• Data for this task
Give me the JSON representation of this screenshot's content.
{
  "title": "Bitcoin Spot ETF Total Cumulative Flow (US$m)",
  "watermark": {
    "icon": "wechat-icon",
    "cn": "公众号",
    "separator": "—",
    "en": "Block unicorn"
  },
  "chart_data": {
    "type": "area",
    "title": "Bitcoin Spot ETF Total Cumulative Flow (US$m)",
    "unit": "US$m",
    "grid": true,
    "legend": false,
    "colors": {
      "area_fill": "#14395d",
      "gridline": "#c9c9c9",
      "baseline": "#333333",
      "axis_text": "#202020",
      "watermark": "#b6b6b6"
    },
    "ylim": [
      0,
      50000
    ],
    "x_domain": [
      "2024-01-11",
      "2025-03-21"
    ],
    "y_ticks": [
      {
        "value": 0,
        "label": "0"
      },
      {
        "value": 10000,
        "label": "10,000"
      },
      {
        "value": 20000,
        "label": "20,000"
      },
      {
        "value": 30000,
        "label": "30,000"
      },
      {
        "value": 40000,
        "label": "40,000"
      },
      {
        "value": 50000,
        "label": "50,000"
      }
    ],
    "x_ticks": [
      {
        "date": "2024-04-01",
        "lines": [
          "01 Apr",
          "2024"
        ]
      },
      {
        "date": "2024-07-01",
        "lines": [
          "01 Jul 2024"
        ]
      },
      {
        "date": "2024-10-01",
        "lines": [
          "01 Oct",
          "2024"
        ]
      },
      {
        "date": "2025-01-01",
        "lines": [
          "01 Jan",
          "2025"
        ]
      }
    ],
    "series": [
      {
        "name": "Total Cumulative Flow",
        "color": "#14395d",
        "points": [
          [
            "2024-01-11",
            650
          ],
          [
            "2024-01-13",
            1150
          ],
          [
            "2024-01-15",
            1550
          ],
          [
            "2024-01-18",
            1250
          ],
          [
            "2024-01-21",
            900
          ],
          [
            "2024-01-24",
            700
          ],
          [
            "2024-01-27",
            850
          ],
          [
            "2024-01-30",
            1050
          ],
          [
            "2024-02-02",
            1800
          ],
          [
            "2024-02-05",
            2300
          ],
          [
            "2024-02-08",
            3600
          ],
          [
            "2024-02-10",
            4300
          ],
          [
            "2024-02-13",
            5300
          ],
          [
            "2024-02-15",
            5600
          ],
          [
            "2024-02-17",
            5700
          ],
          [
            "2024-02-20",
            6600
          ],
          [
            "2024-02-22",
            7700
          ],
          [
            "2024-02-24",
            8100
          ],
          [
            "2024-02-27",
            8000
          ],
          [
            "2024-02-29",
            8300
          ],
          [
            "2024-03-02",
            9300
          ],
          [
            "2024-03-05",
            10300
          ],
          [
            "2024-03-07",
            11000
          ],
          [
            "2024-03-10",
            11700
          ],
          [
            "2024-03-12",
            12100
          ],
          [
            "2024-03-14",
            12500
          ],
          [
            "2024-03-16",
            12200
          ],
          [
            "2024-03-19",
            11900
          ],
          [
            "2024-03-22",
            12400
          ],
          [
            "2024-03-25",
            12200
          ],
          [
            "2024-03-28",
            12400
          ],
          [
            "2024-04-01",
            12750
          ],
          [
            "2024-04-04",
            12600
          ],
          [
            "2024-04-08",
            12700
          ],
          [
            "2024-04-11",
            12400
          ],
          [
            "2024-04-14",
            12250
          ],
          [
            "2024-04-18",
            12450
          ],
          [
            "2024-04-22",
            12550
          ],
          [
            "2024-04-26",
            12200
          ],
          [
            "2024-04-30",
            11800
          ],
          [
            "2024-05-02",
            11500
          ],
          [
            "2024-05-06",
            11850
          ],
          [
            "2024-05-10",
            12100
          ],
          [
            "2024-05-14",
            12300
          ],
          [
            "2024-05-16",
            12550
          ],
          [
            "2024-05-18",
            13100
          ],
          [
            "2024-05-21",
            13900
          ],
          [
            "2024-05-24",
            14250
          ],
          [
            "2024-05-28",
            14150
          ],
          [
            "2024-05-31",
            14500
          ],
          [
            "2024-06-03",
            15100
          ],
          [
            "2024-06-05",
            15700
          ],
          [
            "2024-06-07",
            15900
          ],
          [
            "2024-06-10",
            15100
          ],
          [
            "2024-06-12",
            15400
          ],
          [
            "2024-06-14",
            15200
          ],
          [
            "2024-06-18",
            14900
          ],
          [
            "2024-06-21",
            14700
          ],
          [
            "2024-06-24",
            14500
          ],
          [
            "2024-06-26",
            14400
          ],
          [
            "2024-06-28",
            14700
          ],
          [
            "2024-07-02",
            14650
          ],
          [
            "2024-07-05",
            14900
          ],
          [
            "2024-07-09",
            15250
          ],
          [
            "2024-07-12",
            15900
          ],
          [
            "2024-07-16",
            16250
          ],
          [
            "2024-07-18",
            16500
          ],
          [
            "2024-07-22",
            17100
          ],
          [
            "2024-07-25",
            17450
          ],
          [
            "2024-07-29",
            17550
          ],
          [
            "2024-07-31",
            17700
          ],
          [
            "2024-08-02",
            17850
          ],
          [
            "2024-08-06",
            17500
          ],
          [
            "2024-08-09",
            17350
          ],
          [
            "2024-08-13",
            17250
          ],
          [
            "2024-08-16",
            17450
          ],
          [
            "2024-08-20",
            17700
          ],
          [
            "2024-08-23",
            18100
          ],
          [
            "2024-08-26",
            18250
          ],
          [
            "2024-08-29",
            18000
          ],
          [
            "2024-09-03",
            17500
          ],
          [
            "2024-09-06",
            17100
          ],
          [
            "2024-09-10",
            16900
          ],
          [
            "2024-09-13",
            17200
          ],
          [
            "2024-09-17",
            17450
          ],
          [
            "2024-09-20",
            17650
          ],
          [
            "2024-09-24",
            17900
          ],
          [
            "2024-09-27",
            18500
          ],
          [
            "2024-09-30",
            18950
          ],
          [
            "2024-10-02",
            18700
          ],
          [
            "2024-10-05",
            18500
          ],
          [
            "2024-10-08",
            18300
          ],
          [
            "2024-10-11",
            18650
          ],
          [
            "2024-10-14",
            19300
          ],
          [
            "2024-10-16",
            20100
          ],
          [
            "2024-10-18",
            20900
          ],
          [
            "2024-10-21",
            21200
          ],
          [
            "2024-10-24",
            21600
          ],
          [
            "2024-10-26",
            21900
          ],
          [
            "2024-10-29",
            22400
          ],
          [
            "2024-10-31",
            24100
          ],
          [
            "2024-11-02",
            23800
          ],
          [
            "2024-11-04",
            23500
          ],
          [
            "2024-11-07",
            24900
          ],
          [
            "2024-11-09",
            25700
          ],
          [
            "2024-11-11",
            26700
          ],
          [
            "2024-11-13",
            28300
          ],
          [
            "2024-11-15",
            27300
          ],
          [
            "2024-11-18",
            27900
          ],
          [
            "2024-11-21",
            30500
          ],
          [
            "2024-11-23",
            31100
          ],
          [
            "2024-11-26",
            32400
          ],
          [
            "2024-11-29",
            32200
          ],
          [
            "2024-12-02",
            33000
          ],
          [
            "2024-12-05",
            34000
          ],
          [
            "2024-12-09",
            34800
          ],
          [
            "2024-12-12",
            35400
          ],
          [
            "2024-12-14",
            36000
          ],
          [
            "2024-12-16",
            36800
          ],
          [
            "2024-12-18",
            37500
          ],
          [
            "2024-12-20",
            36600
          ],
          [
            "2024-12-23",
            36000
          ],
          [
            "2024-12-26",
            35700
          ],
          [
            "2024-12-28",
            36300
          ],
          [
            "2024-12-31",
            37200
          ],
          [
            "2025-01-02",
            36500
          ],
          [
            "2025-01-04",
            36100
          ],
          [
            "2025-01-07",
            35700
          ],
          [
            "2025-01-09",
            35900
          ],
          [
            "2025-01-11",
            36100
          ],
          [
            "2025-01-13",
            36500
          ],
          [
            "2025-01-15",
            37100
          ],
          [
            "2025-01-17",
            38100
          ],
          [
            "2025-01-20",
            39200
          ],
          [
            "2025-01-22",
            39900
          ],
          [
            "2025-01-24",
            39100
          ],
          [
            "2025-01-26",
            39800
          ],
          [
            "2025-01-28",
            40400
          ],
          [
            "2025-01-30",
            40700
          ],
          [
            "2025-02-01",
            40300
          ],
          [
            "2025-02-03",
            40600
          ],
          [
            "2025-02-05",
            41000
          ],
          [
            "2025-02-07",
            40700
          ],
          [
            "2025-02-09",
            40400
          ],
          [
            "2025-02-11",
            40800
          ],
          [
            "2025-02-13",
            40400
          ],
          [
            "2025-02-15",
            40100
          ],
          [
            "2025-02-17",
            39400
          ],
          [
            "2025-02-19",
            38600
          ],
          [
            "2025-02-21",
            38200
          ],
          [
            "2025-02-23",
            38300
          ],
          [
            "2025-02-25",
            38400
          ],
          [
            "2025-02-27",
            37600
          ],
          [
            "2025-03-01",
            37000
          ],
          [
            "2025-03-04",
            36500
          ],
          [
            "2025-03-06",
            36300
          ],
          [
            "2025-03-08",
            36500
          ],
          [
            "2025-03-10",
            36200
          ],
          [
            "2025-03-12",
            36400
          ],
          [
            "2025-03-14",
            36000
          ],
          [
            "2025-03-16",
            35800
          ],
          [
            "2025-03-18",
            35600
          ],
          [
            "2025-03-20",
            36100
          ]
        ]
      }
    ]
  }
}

• Stated task
Find how many lines of the listing include the string "date" and give that number, nothing else.

• Solution to this task
4